* begin SUPPLIED MATERIAL *

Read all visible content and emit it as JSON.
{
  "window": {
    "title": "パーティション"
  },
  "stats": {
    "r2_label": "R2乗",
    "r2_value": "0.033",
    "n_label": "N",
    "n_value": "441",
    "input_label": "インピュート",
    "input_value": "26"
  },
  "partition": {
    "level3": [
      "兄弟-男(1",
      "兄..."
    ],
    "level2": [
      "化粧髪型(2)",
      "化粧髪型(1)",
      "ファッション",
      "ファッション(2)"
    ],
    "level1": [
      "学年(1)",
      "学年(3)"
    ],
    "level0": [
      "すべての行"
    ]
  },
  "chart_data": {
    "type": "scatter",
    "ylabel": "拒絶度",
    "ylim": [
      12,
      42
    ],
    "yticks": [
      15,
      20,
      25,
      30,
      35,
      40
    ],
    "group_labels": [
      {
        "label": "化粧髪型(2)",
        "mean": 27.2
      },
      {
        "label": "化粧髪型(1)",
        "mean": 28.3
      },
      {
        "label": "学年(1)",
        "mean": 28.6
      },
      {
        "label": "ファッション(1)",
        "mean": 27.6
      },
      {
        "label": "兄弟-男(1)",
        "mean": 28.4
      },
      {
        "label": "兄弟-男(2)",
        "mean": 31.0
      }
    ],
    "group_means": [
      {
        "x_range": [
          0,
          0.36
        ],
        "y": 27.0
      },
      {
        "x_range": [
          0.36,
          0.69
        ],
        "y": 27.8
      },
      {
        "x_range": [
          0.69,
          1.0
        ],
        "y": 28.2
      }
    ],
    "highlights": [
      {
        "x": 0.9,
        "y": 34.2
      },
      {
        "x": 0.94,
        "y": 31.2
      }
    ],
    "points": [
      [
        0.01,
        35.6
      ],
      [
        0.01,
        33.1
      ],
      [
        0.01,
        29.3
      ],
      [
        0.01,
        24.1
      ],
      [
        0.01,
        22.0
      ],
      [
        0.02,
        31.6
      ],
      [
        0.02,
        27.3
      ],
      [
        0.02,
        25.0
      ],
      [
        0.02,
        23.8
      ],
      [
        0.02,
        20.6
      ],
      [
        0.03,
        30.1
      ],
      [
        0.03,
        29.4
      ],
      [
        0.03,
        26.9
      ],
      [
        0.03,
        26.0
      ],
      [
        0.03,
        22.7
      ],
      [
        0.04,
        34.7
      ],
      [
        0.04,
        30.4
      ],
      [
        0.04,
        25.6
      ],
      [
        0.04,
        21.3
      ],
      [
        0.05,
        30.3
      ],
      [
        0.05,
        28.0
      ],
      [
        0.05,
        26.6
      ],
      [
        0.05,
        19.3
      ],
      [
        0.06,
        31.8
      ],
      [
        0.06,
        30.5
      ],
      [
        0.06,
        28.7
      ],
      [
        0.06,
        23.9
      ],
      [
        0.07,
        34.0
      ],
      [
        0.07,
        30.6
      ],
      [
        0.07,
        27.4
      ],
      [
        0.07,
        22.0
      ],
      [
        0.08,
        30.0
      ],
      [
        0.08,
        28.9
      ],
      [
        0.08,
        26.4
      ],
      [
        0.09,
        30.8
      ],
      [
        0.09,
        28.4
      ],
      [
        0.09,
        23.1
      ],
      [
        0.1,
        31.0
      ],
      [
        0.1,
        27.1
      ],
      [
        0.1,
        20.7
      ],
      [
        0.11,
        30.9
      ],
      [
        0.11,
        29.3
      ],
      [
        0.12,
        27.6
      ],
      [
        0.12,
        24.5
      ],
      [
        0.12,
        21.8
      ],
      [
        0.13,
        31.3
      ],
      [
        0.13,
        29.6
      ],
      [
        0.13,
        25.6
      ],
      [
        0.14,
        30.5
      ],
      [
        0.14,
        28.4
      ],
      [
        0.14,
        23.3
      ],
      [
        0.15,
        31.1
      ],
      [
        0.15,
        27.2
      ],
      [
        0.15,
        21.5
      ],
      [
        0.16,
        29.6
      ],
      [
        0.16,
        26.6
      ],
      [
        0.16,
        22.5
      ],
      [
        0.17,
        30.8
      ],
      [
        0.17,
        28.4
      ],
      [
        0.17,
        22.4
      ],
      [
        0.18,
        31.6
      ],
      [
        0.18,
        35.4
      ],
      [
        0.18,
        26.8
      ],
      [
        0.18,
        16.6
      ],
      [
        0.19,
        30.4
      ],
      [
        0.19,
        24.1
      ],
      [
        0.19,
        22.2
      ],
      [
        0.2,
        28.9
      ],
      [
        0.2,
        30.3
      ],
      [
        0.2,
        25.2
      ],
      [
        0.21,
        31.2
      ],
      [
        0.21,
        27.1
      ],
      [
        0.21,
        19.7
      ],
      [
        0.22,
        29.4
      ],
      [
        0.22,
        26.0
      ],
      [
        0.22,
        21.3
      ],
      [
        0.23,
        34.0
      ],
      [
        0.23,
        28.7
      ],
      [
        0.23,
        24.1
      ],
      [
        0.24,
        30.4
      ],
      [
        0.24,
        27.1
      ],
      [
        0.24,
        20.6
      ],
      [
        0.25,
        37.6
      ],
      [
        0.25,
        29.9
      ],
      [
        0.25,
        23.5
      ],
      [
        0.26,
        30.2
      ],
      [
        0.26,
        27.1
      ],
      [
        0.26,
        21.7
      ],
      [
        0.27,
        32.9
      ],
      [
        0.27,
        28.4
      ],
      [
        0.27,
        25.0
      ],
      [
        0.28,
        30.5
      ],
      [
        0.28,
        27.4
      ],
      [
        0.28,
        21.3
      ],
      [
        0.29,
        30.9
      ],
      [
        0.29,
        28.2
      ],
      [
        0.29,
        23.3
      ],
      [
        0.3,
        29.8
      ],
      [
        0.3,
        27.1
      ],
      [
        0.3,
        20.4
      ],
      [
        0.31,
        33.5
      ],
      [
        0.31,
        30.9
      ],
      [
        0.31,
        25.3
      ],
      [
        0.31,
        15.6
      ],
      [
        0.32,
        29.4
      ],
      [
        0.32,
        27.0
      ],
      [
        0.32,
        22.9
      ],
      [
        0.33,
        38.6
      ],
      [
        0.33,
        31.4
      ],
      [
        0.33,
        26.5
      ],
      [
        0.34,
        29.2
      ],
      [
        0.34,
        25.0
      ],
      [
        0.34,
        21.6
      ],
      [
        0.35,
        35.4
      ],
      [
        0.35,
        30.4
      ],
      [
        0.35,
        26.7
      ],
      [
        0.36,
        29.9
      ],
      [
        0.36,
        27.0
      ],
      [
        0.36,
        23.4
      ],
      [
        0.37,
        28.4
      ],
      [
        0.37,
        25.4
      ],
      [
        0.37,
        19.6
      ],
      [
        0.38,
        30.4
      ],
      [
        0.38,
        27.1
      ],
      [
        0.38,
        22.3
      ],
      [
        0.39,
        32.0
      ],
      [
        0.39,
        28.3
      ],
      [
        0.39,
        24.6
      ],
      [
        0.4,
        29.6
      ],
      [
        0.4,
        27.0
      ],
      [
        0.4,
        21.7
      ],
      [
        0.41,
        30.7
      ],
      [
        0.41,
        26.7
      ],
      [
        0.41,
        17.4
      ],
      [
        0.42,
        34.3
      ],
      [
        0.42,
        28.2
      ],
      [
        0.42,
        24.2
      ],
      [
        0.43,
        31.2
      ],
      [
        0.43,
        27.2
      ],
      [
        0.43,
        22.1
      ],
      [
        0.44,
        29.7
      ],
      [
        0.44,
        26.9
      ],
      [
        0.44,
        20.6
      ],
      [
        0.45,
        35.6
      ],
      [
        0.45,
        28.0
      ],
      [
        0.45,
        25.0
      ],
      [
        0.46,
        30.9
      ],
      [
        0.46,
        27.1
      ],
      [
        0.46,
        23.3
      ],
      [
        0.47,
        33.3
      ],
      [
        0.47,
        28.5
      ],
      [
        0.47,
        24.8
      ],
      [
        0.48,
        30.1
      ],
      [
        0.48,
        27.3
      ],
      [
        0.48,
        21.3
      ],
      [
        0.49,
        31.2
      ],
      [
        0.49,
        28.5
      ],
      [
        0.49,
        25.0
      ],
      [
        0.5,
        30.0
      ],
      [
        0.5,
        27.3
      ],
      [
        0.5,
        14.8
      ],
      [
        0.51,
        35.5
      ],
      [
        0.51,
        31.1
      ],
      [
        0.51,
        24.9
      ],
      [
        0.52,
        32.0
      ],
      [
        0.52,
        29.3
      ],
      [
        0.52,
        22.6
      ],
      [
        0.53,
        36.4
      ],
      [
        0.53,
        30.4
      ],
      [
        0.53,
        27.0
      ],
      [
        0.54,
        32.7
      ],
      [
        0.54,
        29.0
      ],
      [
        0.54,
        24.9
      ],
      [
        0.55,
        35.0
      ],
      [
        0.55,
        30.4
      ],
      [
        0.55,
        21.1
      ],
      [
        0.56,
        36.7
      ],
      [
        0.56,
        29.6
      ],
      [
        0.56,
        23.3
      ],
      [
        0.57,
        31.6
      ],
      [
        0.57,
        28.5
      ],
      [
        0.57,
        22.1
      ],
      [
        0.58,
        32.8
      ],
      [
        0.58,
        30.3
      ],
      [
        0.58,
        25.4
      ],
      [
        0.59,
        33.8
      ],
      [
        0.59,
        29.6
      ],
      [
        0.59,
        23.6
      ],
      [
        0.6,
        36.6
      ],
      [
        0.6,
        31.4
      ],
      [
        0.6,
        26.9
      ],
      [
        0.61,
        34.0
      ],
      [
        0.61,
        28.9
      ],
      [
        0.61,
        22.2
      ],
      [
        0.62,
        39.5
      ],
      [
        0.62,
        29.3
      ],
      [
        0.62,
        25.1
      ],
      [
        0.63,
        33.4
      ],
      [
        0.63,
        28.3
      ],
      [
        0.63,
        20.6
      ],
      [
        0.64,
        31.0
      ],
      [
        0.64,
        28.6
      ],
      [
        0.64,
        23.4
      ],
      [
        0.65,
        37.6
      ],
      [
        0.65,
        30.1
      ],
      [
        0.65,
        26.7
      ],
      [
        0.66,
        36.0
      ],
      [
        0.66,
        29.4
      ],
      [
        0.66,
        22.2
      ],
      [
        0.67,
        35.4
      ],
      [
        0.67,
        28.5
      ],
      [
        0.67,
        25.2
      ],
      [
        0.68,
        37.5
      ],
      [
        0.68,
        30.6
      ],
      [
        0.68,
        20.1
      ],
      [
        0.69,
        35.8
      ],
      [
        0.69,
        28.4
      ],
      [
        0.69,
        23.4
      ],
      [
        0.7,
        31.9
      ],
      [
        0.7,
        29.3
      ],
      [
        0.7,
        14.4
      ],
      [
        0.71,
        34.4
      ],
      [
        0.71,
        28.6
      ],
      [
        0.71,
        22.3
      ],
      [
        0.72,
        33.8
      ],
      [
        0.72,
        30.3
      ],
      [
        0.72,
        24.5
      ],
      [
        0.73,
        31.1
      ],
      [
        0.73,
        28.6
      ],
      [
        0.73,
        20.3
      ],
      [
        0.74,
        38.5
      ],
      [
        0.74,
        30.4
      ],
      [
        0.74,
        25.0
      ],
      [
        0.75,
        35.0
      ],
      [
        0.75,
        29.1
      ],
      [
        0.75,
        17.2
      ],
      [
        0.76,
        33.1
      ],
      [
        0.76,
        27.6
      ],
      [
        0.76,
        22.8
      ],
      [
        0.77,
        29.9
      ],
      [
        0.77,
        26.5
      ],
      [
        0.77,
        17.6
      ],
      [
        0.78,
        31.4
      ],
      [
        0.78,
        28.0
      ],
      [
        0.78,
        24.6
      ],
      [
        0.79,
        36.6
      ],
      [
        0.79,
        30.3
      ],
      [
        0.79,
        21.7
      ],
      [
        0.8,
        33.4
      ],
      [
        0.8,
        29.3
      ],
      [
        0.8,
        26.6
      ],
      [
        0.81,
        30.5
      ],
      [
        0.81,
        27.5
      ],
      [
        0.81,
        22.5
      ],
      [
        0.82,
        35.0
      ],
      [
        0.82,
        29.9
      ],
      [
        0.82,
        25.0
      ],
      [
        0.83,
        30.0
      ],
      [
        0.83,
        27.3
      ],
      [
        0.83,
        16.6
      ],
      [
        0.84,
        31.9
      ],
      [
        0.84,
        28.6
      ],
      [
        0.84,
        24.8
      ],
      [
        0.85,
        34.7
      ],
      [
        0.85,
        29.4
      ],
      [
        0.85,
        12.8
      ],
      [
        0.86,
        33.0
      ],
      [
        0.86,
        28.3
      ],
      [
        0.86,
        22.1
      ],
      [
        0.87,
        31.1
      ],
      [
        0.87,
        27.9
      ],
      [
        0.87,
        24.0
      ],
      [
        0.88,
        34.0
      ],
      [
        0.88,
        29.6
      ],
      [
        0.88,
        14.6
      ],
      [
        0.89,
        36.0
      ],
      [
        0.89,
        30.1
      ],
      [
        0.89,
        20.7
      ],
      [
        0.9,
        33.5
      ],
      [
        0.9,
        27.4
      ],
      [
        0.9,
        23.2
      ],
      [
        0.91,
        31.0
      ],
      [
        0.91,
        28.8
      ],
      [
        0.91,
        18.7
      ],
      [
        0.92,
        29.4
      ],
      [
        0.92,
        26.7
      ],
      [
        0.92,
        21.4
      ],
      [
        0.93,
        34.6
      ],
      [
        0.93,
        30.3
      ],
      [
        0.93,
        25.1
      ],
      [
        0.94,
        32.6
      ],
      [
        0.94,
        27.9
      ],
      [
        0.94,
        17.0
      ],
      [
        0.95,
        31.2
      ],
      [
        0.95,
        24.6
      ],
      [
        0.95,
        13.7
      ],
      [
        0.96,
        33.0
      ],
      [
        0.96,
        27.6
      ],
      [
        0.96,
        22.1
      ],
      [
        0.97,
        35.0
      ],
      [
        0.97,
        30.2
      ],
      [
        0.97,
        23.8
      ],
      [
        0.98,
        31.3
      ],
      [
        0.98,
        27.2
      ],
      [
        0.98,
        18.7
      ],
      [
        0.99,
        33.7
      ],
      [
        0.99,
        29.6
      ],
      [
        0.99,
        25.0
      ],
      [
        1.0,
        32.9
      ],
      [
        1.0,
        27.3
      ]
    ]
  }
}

* end SUPPLIED MATERIAL *

WHAT YOU WILL DO: From the data above, gather every line that includes the word "化粧髪型".

EXERCISE ANSWER:
      "化粧髪型(2)",
      "化粧髪型(1)",
        "label": "化粧髪型(2)",
        "label": "化粧髪型(1)",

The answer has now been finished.